[Extracted data entries]
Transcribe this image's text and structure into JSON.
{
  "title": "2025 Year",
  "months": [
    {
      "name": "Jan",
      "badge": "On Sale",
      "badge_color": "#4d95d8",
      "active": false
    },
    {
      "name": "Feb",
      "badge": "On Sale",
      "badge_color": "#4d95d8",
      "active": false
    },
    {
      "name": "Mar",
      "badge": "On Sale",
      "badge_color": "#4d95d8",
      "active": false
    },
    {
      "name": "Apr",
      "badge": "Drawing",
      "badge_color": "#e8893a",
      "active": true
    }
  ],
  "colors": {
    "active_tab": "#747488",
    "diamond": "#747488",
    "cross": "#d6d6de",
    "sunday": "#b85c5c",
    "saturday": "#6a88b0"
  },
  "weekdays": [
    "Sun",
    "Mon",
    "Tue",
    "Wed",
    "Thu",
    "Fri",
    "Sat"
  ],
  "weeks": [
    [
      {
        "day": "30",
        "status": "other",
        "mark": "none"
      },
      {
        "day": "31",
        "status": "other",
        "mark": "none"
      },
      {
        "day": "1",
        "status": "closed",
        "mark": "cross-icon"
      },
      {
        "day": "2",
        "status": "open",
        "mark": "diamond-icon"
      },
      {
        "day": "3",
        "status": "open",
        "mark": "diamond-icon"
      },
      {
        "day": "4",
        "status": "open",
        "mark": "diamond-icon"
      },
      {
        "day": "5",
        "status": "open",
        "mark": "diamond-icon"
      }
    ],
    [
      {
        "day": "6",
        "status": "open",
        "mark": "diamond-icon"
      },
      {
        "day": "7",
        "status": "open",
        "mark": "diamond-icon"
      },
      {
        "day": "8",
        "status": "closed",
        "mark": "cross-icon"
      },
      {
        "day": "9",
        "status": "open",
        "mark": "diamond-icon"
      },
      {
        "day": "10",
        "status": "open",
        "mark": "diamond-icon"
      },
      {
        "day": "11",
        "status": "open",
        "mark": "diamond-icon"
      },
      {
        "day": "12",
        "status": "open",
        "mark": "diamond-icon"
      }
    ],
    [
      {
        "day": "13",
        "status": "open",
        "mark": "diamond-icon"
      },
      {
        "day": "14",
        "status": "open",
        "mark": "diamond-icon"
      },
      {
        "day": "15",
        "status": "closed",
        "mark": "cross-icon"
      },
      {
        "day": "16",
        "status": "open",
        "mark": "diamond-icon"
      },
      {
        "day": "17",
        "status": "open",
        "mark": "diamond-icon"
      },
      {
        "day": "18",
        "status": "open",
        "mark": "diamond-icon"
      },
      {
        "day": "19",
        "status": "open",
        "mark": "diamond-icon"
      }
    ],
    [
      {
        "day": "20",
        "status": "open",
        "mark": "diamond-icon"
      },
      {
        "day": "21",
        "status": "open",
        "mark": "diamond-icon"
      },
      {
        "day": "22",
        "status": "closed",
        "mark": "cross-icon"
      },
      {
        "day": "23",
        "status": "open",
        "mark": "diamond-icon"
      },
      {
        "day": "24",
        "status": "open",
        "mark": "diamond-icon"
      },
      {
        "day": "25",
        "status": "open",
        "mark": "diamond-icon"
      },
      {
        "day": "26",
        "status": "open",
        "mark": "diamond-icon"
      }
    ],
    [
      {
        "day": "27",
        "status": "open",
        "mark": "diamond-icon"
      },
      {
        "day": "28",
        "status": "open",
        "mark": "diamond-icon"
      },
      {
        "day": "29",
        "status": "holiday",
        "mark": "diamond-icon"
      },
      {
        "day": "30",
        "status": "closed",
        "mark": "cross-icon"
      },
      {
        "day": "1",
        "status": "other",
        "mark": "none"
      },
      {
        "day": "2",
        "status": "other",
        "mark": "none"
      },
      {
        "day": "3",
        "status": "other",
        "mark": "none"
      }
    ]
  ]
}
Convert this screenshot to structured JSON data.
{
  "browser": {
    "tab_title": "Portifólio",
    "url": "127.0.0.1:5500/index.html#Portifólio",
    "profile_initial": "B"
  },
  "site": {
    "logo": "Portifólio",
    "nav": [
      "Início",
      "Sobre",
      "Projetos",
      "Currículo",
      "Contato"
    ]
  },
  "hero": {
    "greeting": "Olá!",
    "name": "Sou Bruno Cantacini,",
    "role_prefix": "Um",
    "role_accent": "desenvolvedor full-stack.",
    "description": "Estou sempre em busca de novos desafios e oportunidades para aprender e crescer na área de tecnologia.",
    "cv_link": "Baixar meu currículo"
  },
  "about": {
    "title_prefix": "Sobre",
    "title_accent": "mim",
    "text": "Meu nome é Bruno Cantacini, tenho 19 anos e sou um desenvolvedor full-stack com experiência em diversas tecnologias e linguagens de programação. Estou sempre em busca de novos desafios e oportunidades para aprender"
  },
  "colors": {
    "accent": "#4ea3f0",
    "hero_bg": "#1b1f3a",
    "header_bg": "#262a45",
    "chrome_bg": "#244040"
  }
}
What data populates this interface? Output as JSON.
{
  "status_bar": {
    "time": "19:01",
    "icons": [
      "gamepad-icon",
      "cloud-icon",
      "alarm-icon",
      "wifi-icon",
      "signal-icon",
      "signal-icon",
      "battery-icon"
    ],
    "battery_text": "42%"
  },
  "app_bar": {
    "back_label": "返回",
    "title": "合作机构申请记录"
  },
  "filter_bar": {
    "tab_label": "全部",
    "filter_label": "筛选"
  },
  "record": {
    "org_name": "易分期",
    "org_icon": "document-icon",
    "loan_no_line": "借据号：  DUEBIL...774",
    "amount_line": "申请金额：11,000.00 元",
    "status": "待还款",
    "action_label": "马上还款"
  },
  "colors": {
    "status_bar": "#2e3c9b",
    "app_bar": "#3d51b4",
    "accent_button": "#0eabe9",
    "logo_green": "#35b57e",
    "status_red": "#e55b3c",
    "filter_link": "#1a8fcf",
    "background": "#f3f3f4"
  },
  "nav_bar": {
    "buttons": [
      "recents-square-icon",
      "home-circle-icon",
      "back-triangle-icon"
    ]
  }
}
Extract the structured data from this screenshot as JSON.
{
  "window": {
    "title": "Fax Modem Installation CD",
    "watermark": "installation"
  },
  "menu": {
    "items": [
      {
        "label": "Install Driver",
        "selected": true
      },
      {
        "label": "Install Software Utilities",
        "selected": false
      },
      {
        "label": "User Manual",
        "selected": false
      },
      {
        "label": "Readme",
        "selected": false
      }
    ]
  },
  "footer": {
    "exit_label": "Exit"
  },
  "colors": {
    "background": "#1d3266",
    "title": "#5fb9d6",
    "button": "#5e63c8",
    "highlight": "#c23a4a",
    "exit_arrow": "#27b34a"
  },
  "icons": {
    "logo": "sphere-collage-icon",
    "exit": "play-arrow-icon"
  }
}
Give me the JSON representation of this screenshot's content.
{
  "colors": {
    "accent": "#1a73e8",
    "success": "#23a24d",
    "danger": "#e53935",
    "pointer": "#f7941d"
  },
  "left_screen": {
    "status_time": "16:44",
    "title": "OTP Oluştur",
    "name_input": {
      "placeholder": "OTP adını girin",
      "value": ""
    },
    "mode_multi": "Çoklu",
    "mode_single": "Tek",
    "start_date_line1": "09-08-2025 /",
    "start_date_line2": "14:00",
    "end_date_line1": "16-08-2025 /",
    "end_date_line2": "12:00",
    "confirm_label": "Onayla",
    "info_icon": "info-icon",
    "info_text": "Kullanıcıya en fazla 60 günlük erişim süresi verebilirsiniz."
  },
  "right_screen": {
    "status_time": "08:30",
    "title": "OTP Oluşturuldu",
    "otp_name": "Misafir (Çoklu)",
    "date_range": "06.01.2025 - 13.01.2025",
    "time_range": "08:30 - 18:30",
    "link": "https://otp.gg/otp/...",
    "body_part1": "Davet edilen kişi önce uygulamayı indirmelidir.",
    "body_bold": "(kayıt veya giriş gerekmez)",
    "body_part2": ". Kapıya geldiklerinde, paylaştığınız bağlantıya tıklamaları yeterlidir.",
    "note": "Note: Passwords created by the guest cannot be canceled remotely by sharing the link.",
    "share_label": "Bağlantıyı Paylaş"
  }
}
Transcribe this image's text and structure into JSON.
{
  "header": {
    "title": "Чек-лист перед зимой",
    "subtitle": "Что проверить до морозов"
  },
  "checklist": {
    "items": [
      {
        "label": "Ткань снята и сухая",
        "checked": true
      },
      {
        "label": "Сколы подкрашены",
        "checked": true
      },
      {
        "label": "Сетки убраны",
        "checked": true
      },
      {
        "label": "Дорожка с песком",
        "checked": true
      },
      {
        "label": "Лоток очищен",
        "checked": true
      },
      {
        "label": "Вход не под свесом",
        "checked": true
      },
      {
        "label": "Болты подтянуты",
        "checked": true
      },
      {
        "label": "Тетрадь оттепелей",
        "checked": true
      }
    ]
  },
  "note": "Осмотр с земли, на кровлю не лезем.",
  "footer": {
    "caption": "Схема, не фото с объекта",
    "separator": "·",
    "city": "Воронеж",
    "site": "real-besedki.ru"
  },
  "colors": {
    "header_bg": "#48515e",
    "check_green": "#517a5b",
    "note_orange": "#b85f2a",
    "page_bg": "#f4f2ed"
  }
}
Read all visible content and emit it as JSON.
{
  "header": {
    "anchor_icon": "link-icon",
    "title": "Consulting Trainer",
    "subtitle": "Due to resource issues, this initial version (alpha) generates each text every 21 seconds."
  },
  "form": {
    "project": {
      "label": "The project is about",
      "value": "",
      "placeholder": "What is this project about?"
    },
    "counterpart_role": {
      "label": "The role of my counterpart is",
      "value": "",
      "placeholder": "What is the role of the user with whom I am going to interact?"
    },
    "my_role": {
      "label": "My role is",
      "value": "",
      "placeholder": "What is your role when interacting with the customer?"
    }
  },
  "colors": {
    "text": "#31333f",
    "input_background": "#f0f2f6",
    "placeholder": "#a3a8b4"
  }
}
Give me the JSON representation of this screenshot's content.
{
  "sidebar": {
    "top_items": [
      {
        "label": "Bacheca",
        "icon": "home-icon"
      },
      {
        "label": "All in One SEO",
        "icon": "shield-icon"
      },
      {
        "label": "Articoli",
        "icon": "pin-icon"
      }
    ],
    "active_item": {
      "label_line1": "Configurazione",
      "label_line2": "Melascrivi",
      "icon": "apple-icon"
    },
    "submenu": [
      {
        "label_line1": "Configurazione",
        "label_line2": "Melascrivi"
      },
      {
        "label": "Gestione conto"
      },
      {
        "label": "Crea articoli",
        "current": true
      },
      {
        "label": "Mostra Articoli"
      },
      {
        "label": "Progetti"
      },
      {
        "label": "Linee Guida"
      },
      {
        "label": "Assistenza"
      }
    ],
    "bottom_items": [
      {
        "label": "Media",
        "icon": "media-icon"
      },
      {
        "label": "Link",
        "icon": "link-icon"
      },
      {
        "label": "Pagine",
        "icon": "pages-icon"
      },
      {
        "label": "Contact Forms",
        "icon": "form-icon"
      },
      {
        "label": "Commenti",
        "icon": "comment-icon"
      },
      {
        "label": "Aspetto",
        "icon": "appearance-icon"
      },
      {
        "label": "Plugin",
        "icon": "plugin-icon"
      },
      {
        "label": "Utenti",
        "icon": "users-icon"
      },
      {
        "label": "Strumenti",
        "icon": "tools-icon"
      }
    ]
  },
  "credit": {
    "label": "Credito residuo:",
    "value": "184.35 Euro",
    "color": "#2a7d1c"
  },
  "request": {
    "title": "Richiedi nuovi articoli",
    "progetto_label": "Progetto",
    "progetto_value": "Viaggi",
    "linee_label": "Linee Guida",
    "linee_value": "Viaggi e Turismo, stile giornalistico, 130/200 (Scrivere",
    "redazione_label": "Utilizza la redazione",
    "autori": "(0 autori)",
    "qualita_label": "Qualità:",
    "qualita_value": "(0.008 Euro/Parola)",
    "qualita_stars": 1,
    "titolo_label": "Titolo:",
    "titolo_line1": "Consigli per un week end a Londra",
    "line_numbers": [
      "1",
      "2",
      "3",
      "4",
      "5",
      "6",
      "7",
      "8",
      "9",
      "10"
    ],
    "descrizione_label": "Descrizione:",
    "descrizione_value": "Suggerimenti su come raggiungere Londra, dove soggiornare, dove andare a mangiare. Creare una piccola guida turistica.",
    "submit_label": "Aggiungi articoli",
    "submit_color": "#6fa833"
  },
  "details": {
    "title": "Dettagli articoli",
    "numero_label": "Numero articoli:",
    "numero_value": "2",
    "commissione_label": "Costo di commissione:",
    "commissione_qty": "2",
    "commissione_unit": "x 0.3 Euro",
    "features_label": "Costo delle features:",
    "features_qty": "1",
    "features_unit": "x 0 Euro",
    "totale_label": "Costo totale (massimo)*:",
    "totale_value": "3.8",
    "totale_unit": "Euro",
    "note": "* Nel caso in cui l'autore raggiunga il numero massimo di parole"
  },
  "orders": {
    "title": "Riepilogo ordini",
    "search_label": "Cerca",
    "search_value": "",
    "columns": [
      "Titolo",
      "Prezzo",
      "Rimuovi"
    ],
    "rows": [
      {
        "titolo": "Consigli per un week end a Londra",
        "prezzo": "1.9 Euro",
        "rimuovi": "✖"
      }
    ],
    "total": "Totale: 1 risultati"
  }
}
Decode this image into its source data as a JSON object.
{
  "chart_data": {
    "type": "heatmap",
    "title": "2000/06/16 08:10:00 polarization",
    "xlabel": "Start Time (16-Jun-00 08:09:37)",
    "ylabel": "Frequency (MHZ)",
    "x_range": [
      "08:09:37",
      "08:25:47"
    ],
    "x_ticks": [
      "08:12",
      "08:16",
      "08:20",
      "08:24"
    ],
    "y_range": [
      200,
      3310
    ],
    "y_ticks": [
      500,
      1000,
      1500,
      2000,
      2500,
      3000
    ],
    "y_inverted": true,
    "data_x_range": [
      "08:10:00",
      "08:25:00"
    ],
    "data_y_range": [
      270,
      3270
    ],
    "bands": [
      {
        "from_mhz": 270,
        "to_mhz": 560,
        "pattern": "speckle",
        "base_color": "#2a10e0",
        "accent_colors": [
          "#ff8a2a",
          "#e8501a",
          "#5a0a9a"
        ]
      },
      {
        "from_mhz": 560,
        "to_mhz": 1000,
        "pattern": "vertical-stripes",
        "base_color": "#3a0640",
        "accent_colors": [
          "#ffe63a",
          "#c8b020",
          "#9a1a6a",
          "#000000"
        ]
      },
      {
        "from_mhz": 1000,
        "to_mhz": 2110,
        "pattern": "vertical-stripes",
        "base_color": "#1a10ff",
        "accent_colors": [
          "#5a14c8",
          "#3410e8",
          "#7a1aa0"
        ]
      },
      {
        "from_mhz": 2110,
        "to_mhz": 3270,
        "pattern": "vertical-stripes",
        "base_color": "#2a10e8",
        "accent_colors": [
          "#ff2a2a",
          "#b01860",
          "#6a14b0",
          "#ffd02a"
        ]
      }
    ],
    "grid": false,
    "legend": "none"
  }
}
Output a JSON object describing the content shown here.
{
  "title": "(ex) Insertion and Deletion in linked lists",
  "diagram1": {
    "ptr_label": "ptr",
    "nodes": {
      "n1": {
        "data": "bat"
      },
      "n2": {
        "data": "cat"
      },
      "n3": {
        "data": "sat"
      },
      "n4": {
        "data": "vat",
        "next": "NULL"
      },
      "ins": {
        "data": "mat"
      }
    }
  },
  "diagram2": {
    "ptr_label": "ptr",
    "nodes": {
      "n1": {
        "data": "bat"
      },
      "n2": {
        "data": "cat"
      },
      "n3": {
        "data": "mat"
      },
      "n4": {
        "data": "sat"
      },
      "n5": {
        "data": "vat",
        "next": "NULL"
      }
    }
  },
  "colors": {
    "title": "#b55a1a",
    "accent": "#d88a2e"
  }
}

GIVEN REQUEST: Which lines above contain the word "Estou"? Copy each of them.

CORRECT ANSWER:
    "description": "Estou sempre em busca de novos desafios e oportunidades para aprender e crescer na área de tecnologia.",
    "text": "Meu nome é Bruno Cantacini, tenho 19 anos e sou um desenvolvedor full-stack com experiência em diversas tecnologias e linguagens de programação. Estou sempre em busca de novos desafios e oportunidades para aprender"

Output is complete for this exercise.